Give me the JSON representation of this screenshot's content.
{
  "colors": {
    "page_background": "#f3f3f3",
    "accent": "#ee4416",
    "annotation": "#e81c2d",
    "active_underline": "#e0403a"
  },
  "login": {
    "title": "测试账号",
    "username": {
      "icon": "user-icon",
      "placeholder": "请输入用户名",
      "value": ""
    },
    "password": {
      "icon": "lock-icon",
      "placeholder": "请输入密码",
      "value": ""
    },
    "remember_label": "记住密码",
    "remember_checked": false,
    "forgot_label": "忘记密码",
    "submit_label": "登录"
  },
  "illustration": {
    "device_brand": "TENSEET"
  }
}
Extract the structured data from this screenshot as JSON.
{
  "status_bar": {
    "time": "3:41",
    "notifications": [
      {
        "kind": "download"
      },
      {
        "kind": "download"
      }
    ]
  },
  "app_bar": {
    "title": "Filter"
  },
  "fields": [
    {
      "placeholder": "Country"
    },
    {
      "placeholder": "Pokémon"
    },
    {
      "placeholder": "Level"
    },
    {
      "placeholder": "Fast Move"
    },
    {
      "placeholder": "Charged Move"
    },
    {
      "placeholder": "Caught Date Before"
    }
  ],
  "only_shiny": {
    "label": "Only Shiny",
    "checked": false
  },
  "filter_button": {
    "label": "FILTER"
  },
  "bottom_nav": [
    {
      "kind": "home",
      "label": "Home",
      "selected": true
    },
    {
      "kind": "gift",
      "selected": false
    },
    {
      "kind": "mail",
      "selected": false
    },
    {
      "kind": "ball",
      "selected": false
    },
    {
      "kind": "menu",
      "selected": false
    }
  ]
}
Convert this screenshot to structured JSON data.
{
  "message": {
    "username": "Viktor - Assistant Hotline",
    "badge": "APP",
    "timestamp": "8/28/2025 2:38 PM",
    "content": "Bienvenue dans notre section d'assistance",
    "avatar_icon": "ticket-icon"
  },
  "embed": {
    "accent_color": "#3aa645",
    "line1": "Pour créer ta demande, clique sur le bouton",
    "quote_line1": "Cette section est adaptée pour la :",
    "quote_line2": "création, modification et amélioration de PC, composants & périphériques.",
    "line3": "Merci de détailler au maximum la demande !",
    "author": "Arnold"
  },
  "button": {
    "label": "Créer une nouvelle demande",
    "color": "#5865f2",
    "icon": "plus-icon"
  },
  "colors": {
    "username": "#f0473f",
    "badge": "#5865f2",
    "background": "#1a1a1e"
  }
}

= = = = = = =

◆ **Problem requirements**
Copy the material above, line for line.

◆ **Output for this task**
Give me the JSON representation of this screenshot's content.
{
  "colors": {
    "page_background": "#f3f3f3",
    "accent": "#ee4416",
    "annotation": "#e81c2d",
    "active_underline": "#e0403a"
  },
  "login": {
    "title": "测试账号",
    "username": {
      "icon": "user-icon",
      "placeholder": "请输入用户名",
      "value": ""
    },
    "password": {
      "icon": "lock-icon",
      "placeholder": "请输入密码",
      "value": ""
    },
    "remember_label": "记住密码",
    "remember_checked": false,
    "forgot_label": "忘记密码",
    "submit_label": "登录"
  },
  "illustration": {
    "device_brand": "TENSEET"
  }
}
Extract the structured data from this screenshot as JSON.
{
  "status_bar": {
    "time": "3:41",
    "notifications": [
      {
        "kind": "download"
      },
      {
        "kind": "download"
      }
    ]
  },
  "app_bar": {
    "title": "Filter"
  },
  "fields": [
    {
      "placeholder": "Country"
    },
    {
      "placeholder": "Pokémon"
    },
    {
      "placeholder": "Level"
    },
    {
      "placeholder": "Fast Move"
    },
    {
      "placeholder": "Charged Move"
    },
    {
      "placeholder": "Caught Date Before"
    }
  ],
  "only_shiny": {
    "label": "Only Shiny",
    "checked": false
  },
  "filter_button": {
    "label": "FILTER"
  },
  "bottom_nav": [
    {
      "kind": "home",
      "label": "Home",
      "selected": true
    },
    {
      "kind": "gift",
      "selected": false
    },
    {
      "kind": "mail",
      "selected": false
    },
    {
      "kind": "ball",
      "selected": false
    },
    {
      "kind": "menu",
      "selected": false
    }
  ]
}
Convert this screenshot to structured JSON data.
{
  "message": {
    "username": "Viktor - Assistant Hotline",
    "badge": "APP",
    "timestamp": "8/28/2025 2:38 PM",
    "content": "Bienvenue dans notre section d'assistance",
    "avatar_icon": "ticket-icon"
  },
  "embed": {
    "accent_color": "#3aa645",
    "line1": "Pour créer ta demande, clique sur le bouton",
    "quote_line1": "Cette section est adaptée pour la :",
    "quote_line2": "création, modification et amélioration de PC, composants & périphériques.",
    "line3": "Merci de détailler au maximum la demande !",
    "author": "Arnold"
  },
  "button": {
    "label": "Créer une nouvelle demande",
    "color": "#5865f2",
    "icon": "plus-icon"
  },
  "colors": {
    "username": "#f0473f",
    "badge": "#5865f2",
    "background": "#1a1a1e"
  }
}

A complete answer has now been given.